### Task to complete
Select from the data all lines with the word "color".

### Data for this exercise
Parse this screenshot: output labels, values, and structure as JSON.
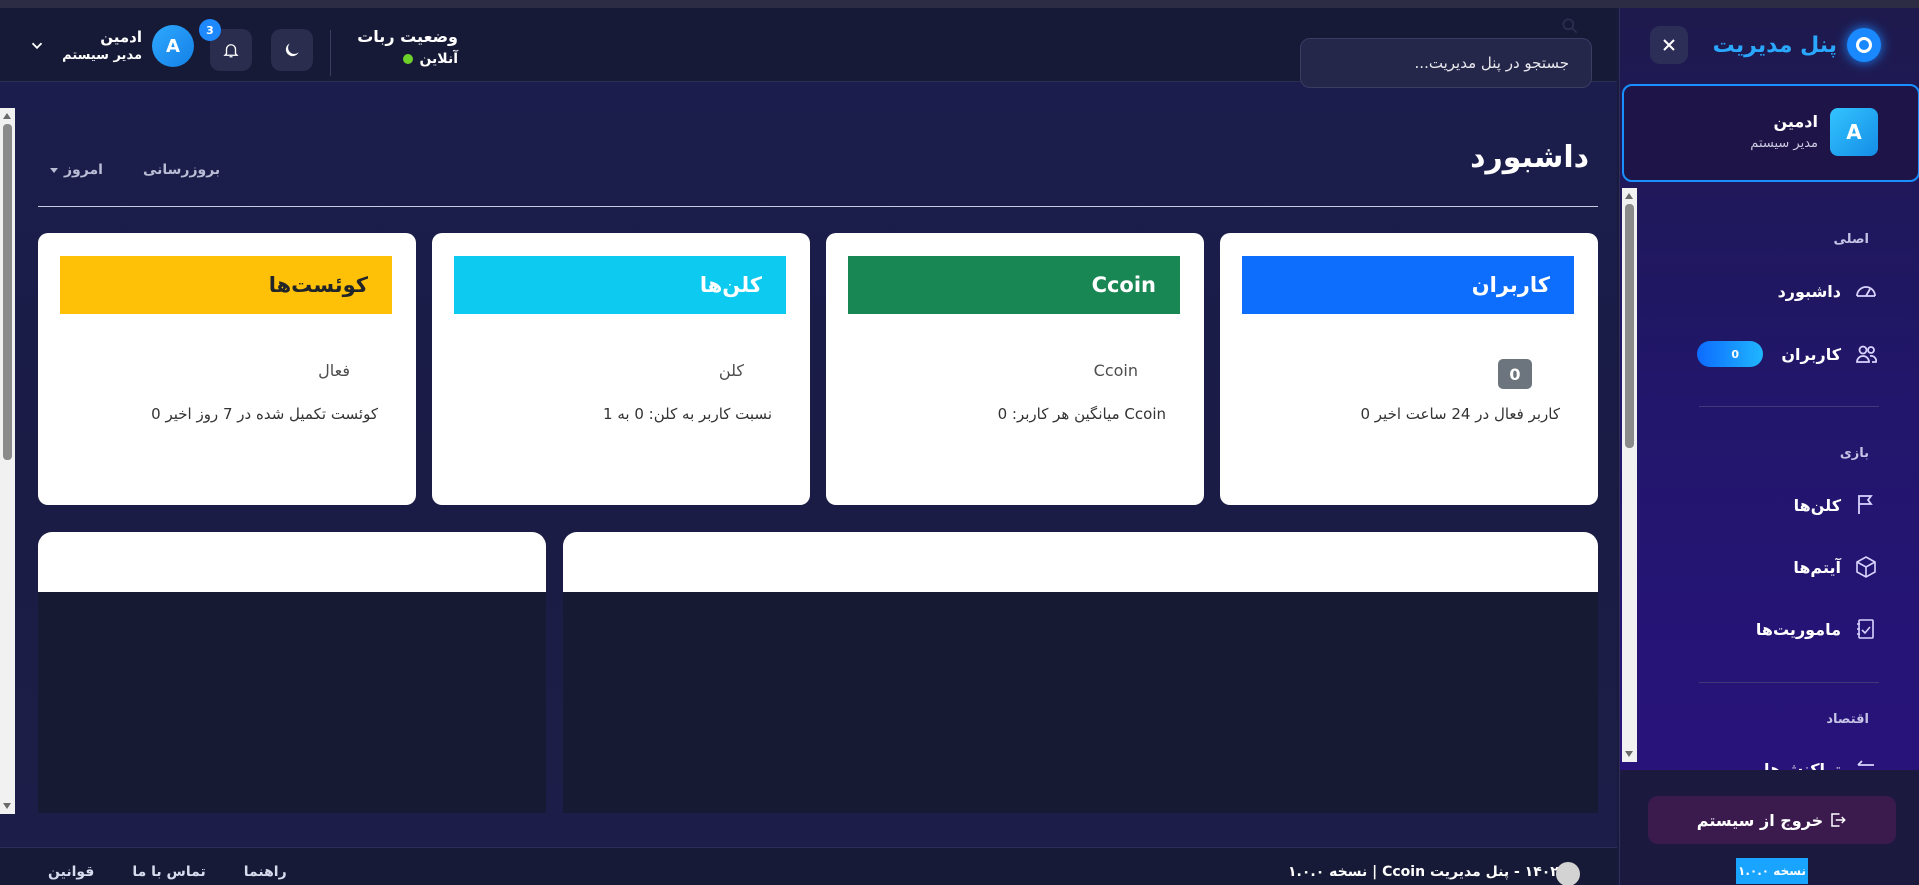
{
  "header": {
    "user_name": "ادمین",
    "user_role": "مدیر سیستم",
    "avatar_letter": "A",
    "notification_count": "3",
    "bot_status_title": "وضعیت ربات",
    "bot_status_value": "آنلاین",
    "search_placeholder": "جستجو در پنل مدیریت..."
  },
  "page": {
    "title": "داشبورد",
    "today_label": "امروز",
    "refresh_label": "بروزرسانی"
  },
  "cards": [
    {
      "title": "کاربران",
      "color": "#0d6efd",
      "count": "0",
      "subtitle": "0 کاربر فعال در 24 ساعت اخیر"
    },
    {
      "title": "Ccoin",
      "color": "#198754",
      "label": "Ccoin",
      "subtitle": "میانگین هر کاربر: 0 Ccoin"
    },
    {
      "title": "کلن‌ها",
      "color": "#0dcaf0",
      "label": "کلن",
      "subtitle": "نسبت کاربر به کلن: 0 به 1"
    },
    {
      "title": "کوئست‌ها",
      "color": "#ffc107",
      "label": "فعال",
      "subtitle": "0 کوئست تکمیل شده در 7 روز اخیر"
    }
  ],
  "footer": {
    "copyright": "© ۱۴۰۲ - پنل مدیریت Ccoin | نسخه ۱.۰.۰",
    "links": [
      "راهنما",
      "تماس با ما",
      "قوانین"
    ]
  },
  "sidebar": {
    "brand": "پنل مدیریت",
    "profile_name": "ادمین",
    "profile_role": "مدیر سیستم",
    "profile_letter": "A",
    "sections": {
      "main": "اصلی",
      "game": "بازی",
      "economy": "اقتصاد"
    },
    "items": {
      "dashboard": "داشبورد",
      "users": "کاربران",
      "users_count": "0",
      "clans": "کلن‌ها",
      "items": "آیتم‌ها",
      "missions": "ماموریت‌ها",
      "transactions": "تراکنش‌ها"
    },
    "logout": "خروج از سیستم",
    "version": "نسخه ۱.۰.۰"
  }
}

### Answer for the task
      "color": "#0d6efd",
      "color": "#198754",
      "color": "#0dcaf0",
      "color": "#ffc107",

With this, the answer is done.